====== Records shown ======

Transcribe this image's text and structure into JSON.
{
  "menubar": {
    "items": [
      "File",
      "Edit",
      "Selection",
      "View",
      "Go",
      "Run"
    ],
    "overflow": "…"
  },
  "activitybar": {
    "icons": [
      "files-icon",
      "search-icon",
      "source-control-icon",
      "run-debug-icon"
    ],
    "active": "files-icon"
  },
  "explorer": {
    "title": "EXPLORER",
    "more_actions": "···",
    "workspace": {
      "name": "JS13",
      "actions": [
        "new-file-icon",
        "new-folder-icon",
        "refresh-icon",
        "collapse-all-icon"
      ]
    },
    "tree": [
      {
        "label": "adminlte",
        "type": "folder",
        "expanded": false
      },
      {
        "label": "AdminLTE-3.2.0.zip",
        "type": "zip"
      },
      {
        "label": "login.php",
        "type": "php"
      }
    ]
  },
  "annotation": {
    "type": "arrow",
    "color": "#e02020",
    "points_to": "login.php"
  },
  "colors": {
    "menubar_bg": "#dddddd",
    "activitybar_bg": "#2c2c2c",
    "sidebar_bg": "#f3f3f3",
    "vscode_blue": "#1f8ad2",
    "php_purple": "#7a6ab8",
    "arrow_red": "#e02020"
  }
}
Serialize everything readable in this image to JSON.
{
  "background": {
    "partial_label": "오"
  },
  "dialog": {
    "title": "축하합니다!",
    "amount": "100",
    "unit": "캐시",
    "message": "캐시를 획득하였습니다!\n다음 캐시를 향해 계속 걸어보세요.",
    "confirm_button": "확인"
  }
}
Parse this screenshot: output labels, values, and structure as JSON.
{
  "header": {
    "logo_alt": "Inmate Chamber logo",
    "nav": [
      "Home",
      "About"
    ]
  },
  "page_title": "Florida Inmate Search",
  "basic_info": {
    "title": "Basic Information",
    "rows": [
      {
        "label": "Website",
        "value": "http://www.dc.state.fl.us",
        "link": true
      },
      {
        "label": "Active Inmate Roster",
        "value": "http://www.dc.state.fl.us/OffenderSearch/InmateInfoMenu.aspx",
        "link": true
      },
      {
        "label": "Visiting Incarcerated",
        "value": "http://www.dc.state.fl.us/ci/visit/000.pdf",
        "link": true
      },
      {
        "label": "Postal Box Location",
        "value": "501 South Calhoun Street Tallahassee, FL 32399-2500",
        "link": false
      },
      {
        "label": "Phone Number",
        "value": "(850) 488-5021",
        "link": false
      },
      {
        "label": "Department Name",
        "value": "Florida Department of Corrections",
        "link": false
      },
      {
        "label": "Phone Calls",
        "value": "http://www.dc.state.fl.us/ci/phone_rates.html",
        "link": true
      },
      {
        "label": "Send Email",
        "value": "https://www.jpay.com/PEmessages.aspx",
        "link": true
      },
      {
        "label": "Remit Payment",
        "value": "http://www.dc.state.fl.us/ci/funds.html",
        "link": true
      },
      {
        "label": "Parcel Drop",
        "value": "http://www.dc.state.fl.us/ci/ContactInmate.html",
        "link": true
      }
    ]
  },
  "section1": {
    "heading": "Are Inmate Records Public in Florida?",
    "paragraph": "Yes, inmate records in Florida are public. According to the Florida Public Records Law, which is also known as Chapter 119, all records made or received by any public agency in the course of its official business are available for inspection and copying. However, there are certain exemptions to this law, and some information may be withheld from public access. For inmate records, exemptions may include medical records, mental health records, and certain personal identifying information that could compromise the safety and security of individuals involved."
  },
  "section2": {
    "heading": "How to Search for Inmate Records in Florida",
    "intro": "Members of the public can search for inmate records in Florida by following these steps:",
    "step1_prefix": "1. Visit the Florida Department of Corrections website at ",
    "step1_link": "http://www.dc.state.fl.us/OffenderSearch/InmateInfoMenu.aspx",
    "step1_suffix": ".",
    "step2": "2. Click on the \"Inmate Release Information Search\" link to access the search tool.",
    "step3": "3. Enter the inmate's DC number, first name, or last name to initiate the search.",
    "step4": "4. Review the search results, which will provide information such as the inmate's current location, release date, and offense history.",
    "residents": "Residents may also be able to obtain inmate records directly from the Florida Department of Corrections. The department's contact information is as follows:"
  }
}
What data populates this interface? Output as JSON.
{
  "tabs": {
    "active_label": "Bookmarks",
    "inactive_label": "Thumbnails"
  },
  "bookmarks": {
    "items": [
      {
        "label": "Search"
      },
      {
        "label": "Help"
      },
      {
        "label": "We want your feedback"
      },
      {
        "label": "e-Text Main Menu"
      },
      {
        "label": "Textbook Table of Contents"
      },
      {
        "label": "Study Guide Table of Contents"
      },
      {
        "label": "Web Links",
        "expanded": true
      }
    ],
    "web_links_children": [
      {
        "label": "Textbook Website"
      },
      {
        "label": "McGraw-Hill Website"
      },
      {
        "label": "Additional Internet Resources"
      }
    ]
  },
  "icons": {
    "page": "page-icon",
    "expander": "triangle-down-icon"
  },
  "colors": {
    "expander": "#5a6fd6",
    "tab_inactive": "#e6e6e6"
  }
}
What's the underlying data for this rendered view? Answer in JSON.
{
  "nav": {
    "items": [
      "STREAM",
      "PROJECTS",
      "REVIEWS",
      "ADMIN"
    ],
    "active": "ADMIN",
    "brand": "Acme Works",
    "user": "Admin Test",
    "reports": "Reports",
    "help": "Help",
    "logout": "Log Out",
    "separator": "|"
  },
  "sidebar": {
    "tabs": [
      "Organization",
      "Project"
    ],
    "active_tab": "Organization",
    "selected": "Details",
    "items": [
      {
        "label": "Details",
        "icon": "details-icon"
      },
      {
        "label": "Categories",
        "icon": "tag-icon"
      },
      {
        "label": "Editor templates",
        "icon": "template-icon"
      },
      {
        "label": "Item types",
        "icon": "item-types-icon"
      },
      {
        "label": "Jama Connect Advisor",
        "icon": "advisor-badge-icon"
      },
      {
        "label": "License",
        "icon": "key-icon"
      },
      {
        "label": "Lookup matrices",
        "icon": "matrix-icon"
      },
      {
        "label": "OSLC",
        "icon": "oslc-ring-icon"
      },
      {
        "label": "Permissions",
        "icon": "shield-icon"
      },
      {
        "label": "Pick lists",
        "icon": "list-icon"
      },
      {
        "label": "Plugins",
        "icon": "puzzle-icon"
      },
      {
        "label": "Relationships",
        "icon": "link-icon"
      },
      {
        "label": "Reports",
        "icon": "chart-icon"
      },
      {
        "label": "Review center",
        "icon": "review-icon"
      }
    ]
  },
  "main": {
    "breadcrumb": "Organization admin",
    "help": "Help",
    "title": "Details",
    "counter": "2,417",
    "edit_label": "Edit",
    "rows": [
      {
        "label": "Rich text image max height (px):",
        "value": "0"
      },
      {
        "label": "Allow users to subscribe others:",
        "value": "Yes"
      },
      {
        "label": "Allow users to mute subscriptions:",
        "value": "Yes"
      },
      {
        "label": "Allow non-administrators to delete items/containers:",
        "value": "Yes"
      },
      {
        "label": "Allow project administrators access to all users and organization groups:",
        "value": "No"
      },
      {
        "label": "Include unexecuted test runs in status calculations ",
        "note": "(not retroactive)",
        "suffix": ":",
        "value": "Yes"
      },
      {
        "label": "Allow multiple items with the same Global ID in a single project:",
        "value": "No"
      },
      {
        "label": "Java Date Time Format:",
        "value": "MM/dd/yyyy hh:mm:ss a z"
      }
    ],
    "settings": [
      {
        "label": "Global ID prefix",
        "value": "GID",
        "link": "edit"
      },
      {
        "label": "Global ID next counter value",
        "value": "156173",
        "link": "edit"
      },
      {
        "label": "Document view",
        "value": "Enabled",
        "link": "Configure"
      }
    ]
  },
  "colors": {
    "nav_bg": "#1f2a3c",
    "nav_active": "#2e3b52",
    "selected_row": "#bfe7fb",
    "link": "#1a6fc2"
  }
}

======

#### [Goal of the exercise]
Using the data above, copy each line that contains "OffenderSearch".

#### [Solution to the exercise]
        "value": "http://www.dc.state.fl.us/OffenderSearch/InmateInfoMenu.aspx",
    "step1_link": "http://www.dc.state.fl.us/OffenderSearch/InmateInfoMenu.aspx",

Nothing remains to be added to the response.